* begin *
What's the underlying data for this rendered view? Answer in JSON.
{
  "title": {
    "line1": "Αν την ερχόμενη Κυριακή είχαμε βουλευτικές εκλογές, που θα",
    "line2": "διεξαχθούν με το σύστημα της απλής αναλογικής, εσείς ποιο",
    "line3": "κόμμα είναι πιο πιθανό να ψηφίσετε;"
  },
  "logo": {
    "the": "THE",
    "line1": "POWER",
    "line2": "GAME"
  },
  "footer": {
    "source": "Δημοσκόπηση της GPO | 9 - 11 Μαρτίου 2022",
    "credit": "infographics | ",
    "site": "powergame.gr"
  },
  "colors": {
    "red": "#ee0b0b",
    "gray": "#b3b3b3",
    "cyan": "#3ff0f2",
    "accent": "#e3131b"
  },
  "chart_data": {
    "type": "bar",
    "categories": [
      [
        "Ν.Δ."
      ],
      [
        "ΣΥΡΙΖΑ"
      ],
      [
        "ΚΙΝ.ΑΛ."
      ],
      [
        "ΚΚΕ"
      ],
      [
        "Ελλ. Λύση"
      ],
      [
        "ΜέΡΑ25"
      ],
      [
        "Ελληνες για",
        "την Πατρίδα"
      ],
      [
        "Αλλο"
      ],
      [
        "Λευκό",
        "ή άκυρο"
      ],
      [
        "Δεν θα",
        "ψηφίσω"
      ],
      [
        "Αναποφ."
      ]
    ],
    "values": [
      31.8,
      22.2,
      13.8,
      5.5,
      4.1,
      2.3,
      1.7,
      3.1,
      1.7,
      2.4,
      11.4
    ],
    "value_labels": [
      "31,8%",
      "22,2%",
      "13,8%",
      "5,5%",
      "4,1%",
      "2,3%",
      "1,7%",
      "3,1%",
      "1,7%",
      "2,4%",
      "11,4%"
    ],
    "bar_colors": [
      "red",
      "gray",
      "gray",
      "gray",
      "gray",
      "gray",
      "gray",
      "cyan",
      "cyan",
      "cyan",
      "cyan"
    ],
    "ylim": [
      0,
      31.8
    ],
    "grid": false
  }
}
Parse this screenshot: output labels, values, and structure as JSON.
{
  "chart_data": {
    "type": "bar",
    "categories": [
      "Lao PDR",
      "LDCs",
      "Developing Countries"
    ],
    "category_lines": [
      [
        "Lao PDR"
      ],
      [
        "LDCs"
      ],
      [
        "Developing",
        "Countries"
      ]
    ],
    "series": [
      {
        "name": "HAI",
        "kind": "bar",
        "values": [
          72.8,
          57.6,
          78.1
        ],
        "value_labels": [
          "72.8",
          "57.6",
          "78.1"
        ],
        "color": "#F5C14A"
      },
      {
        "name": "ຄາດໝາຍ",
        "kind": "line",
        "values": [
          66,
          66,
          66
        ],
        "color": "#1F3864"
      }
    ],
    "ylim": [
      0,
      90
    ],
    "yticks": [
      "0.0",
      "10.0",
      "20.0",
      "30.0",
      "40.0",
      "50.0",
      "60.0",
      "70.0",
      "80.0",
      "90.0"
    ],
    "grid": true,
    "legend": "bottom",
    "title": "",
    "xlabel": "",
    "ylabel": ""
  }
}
* end *
* Direction:
Each record above should be restated word for word.

* Finished task:
What's the underlying data for this rendered view? Answer in JSON.
{
  "title": {
    "line1": "Αν την ερχόμενη Κυριακή είχαμε βουλευτικές εκλογές, που θα",
    "line2": "διεξαχθούν με το σύστημα της απλής αναλογικής, εσείς ποιο",
    "line3": "κόμμα είναι πιο πιθανό να ψηφίσετε;"
  },
  "logo": {
    "the": "THE",
    "line1": "POWER",
    "line2": "GAME"
  },
  "footer": {
    "source": "Δημοσκόπηση της GPO | 9 - 11 Μαρτίου 2022",
    "credit": "infographics | ",
    "site": "powergame.gr"
  },
  "colors": {
    "red": "#ee0b0b",
    "gray": "#b3b3b3",
    "cyan": "#3ff0f2",
    "accent": "#e3131b"
  },
  "chart_data": {
    "type": "bar",
    "categories": [
      [
        "Ν.Δ."
      ],
      [
        "ΣΥΡΙΖΑ"
      ],
      [
        "ΚΙΝ.ΑΛ."
      ],
      [
        "ΚΚΕ"
      ],
      [
        "Ελλ. Λύση"
      ],
      [
        "ΜέΡΑ25"
      ],
      [
        "Ελληνες για",
        "την Πατρίδα"
      ],
      [
        "Αλλο"
      ],
      [
        "Λευκό",
        "ή άκυρο"
      ],
      [
        "Δεν θα",
        "ψηφίσω"
      ],
      [
        "Αναποφ."
      ]
    ],
    "values": [
      31.8,
      22.2,
      13.8,
      5.5,
      4.1,
      2.3,
      1.7,
      3.1,
      1.7,
      2.4,
      11.4
    ],
    "value_labels": [
      "31,8%",
      "22,2%",
      "13,8%",
      "5,5%",
      "4,1%",
      "2,3%",
      "1,7%",
      "3,1%",
      "1,7%",
      "2,4%",
      "11,4%"
    ],
    "bar_colors": [
      "red",
      "gray",
      "gray",
      "gray",
      "gray",
      "gray",
      "gray",
      "cyan",
      "cyan",
      "cyan",
      "cyan"
    ],
    "ylim": [
      0,
      31.8
    ],
    "grid": false
  }
}
Parse this screenshot: output labels, values, and structure as JSON.
{
  "chart_data": {
    "type": "bar",
    "categories": [
      "Lao PDR",
      "LDCs",
      "Developing Countries"
    ],
    "category_lines": [
      [
        "Lao PDR"
      ],
      [
        "LDCs"
      ],
      [
        "Developing",
        "Countries"
      ]
    ],
    "series": [
      {
        "name": "HAI",
        "kind": "bar",
        "values": [
          72.8,
          57.6,
          78.1
        ],
        "value_labels": [
          "72.8",
          "57.6",
          "78.1"
        ],
        "color": "#F5C14A"
      },
      {
        "name": "ຄາດໝາຍ",
        "kind": "line",
        "values": [
          66,
          66,
          66
        ],
        "color": "#1F3864"
      }
    ],
    "ylim": [
      0,
      90
    ],
    "yticks": [
      "0.0",
      "10.0",
      "20.0",
      "30.0",
      "40.0",
      "50.0",
      "60.0",
      "70.0",
      "80.0",
      "90.0"
    ],
    "grid": true,
    "legend": "bottom",
    "title": "",
    "xlabel": "",
    "ylabel": ""
  }
}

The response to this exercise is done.